Will you extract the entries word for word? Images should not appear in the copy.

Saved entries:
--*--

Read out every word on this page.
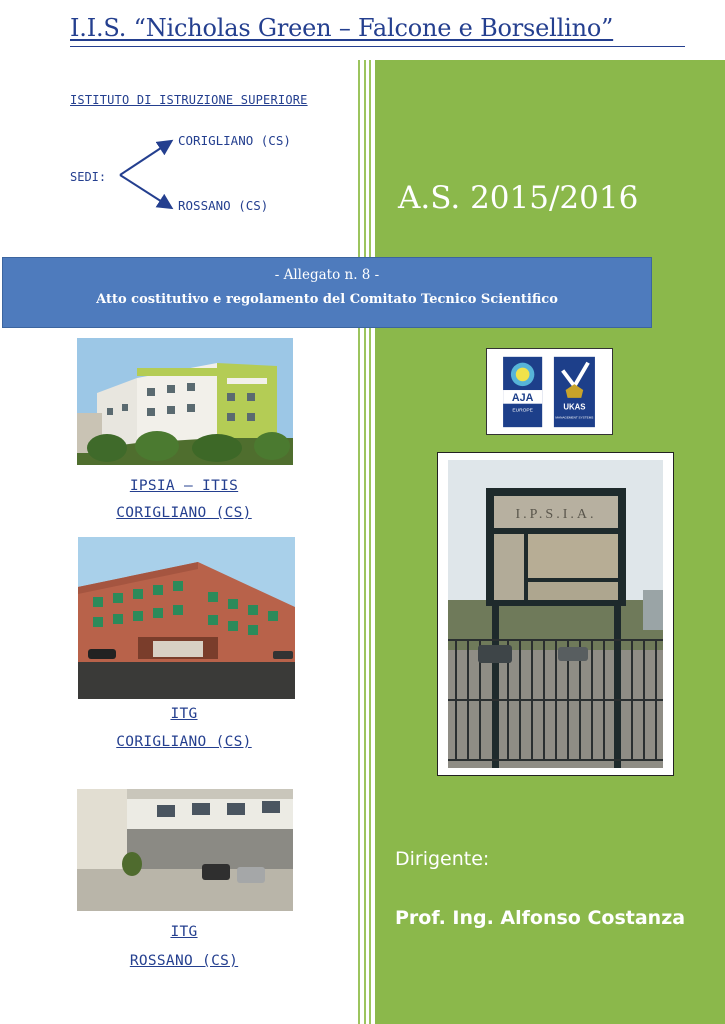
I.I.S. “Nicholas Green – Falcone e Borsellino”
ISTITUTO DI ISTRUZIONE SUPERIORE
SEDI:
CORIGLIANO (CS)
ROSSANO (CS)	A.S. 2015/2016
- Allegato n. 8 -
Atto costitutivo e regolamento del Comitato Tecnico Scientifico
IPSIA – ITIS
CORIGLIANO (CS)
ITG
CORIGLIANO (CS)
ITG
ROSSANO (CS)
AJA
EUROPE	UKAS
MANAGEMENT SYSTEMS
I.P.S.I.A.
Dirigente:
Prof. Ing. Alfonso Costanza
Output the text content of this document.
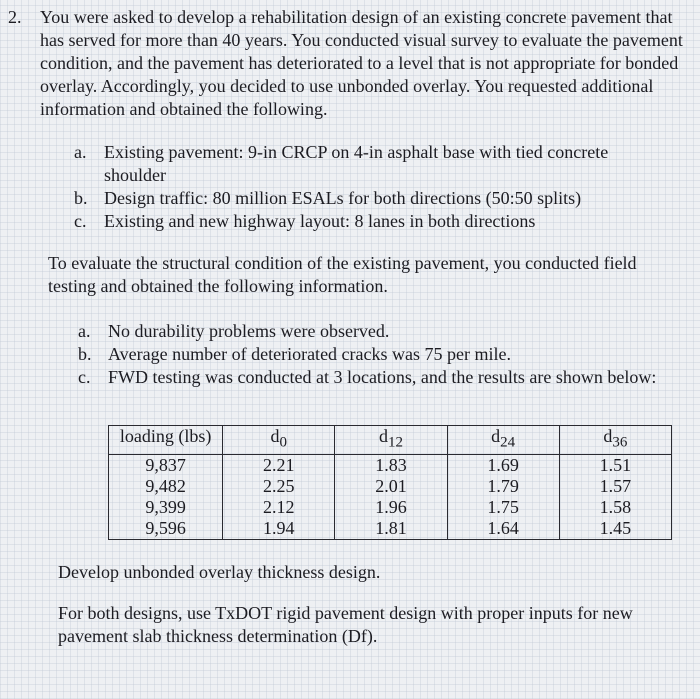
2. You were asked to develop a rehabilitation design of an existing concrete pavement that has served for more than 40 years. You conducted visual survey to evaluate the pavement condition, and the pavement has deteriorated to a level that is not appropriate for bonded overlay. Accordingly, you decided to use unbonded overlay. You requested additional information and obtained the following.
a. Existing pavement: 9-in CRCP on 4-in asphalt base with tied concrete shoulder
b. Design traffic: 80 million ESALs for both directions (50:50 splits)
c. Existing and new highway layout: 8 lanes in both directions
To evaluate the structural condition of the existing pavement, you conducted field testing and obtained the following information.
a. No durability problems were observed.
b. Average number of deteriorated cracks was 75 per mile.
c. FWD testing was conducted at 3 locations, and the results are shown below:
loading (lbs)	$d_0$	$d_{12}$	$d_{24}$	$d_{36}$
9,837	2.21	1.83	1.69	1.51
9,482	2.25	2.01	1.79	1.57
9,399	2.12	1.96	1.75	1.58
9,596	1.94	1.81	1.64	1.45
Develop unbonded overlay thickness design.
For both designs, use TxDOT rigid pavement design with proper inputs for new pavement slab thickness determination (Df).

--*--

RESULT FOR THIS EXERCISE:
Read out every word on this page.
I.I.S. “Nicholas Green – Falcone e Borsellino”
ISTITUTO DI ISTRUZIONE SUPERIORE
SEDI:
CORIGLIANO (CS)
ROSSANO (CS)	A.S. 2015/2016
- Allegato n. 8 -
Atto costitutivo e regolamento del Comitato Tecnico Scientifico
IPSIA – ITIS
CORIGLIANO (CS)
ITG
CORIGLIANO (CS)
ITG
ROSSANO (CS)
AJA
EUROPE	UKAS
MANAGEMENT SYSTEMS
I.P.S.I.A.
Dirigente:
Prof. Ing. Alfonso Costanza
Output the text content of this document.
2. You were asked to develop a rehabilitation design of an existing concrete pavement that has served for more than 40 years. You conducted visual survey to evaluate the pavement condition, and the pavement has deteriorated to a level that is not appropriate for bonded overlay. Accordingly, you decided to use unbonded overlay. You requested additional information and obtained the following.
a. Existing pavement: 9-in CRCP on 4-in asphalt base with tied concrete shoulder
b. Design traffic: 80 million ESALs for both directions (50:50 splits)
c. Existing and new highway layout: 8 lanes in both directions
To evaluate the structural condition of the existing pavement, you conducted field testing and obtained the following information.
a. No durability problems were observed.
b. Average number of deteriorated cracks was 75 per mile.
c. FWD testing was conducted at 3 locations, and the results are shown below:
loading (lbs)	$d_0$	$d_{12}$	$d_{24}$	$d_{36}$
9,837	2.21	1.83	1.69	1.51
9,482	2.25	2.01	1.79	1.57
9,399	2.12	1.96	1.75	1.58
9,596	1.94	1.81	1.64	1.45
Develop unbonded overlay thickness design.
For both designs, use TxDOT rigid pavement design with proper inputs for new pavement slab thickness determination (Df).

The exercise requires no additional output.